▶ _TEKST ŹRÓDŁOWY_
No to wstawiam moje wypociny znaczy się relacje... Radek, ty masz dostęp do stronki. jak możesz to wrzuć. jak potrzebujesz fotki w innym rozmiarze to daj znaka
Nadszedł czas kolejnej, XIV już edycji imprezy. Powoli staje się ona obowiązkowym punktem programu warszawskiego odłamu EFK.
Tak tez było i tym razem. 08.10 w sobotę bladym świtem warszawskie Explorer ruszyły na miejsca zbiórek. Po prawej stronie Wisły zameldowały się cztery załogi, jacek4, jacekimaria, Kudłaty i rafbor1973. Na lewym brzegu tomb2, kojote2 i Qubi z albrichtem w jeepie jako mobilne centrum filmowo zdjęciowe.

▶ _ZESTAWIENIE WPISÓW_

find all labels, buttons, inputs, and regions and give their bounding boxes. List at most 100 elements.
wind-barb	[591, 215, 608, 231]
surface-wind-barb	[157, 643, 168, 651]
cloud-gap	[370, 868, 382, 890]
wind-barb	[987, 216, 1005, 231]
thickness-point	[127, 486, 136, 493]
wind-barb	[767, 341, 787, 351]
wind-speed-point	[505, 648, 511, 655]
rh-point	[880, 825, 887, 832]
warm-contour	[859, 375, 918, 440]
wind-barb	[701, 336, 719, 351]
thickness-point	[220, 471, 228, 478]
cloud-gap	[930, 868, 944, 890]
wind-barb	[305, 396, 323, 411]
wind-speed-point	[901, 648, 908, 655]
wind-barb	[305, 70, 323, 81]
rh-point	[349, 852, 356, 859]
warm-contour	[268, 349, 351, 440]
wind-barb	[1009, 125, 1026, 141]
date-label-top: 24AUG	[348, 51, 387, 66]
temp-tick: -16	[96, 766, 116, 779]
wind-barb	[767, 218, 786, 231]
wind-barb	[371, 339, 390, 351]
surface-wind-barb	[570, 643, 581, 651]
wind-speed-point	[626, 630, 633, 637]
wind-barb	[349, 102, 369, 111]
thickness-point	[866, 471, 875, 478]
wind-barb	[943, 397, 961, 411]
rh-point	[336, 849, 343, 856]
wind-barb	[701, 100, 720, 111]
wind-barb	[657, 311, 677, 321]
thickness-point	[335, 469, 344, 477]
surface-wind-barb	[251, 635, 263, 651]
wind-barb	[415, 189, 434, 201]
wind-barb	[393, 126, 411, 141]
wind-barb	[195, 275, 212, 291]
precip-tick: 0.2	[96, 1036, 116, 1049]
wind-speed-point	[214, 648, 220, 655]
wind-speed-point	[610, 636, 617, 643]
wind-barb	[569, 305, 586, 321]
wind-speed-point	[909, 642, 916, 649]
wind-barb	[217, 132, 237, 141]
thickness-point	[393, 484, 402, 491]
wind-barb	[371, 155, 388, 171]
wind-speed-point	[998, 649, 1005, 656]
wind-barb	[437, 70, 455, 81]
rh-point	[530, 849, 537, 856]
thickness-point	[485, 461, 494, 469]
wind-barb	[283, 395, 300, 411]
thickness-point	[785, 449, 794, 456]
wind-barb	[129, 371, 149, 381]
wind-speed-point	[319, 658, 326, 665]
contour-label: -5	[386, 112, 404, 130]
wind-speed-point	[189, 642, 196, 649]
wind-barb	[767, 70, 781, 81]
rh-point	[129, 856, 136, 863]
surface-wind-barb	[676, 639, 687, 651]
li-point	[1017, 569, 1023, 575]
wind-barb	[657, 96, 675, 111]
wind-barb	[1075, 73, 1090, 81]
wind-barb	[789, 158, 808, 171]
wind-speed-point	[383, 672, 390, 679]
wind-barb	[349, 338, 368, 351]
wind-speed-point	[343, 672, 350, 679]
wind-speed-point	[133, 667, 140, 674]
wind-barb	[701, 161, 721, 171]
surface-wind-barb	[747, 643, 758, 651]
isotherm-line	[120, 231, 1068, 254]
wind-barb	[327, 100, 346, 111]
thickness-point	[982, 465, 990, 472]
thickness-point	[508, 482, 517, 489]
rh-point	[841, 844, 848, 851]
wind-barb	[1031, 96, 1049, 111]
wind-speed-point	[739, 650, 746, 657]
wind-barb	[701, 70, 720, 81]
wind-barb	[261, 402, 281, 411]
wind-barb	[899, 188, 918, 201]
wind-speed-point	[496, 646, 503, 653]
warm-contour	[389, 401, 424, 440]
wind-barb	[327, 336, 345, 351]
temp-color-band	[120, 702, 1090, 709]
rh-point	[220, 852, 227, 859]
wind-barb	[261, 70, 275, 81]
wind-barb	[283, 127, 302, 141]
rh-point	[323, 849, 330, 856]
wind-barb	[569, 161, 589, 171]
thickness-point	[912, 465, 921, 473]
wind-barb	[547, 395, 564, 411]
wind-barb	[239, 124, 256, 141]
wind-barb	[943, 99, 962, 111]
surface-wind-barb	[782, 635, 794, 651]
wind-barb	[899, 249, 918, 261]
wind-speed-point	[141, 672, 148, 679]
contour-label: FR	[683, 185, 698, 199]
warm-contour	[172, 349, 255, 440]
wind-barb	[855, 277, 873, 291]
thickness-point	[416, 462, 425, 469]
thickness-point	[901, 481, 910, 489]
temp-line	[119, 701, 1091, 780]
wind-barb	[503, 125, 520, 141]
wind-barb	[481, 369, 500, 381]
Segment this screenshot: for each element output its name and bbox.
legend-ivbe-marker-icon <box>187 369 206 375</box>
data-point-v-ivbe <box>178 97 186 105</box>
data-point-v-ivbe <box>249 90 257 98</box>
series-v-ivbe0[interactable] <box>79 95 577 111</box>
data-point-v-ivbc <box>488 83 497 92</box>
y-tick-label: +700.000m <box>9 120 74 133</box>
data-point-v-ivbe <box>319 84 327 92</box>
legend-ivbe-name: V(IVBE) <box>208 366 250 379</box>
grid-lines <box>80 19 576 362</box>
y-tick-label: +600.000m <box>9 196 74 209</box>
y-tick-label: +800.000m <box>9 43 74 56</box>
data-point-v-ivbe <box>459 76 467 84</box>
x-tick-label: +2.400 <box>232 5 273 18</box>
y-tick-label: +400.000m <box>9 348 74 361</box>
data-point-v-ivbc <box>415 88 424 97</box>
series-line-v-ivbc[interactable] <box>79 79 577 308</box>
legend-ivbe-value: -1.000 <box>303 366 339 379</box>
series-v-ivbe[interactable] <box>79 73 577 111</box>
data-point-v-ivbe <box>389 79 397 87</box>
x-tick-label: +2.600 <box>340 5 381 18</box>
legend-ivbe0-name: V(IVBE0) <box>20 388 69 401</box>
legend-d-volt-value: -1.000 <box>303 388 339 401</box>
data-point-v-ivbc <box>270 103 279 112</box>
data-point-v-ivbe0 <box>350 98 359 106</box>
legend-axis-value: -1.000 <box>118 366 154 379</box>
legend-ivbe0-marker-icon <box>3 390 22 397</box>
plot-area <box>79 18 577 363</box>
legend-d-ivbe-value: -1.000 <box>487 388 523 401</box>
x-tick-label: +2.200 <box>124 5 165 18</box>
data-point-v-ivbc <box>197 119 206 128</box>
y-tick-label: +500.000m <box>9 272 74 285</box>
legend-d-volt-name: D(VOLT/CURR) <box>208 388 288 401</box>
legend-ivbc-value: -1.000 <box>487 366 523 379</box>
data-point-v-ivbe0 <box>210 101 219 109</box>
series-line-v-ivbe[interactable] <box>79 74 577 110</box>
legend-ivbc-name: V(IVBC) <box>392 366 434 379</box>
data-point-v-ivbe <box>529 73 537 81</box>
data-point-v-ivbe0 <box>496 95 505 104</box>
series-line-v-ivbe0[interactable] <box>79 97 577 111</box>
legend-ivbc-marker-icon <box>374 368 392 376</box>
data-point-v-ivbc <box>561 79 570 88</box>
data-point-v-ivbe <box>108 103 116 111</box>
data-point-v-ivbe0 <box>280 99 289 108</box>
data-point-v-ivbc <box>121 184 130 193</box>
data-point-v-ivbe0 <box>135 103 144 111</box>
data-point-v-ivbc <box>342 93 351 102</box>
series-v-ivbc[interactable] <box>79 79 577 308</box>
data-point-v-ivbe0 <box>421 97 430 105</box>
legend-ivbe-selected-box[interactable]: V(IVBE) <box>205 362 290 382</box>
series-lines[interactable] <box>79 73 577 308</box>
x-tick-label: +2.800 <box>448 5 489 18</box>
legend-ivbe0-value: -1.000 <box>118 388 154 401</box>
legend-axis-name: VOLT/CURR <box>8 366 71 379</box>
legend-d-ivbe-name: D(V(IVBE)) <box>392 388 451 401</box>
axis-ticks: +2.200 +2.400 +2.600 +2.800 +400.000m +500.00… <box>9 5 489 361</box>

▶ _ZESTAW ZADAŃ_
1. Która edycja imprezy jest opisana w relacji z imprezy?
2. Podaj wszystkie załogi, które według relacji z imprezy zameldowały się po prawej stronie Wisły.
3. Napisz dalszy ciąg relacji z imprezy, zaczynając od miejsca, w którym się kończy.
Wpisy nie mają żadnego związku z relacją z imprezy.

▶ _OCZEKIWANE ODPOWIEDZI_
1. XIV edycja.

2. jacek4, jacekimaria, Kudłaty, rafbor1973

3.
Po uzgodnieniu spotkania w bazie rajdu ruszamy do Sobolewa. Na miejscu ustawiamy się w rządku i przy kawie i herbatce czekamy na resztę Explorerowej braci. Docierają na miejsce niedługo po nas, w międzyczasie dołącza EXWirus z Łodzi. Jesteśmy prawie w komplecie. Szukamy jeszcze Wajca, który ma być świeżo wyszykowaną maszyną, ale bezskutecznie.
Zostawaimy to na później i dopełniamy formalności zapisowe. Autka oklejone, karty zaplombowana, czekamy na odprawę.
W trakcie dowiadujemy się że na miejsce startu będzie nas eskortować policja. Taka mała ciekawostka .
Ustawiamy się w kolumnie i ruszamy na miejsce startu. Na miejscu org rozdziela poszczególne grupy na odpowiednie kratki startowe i ruszamy do walki.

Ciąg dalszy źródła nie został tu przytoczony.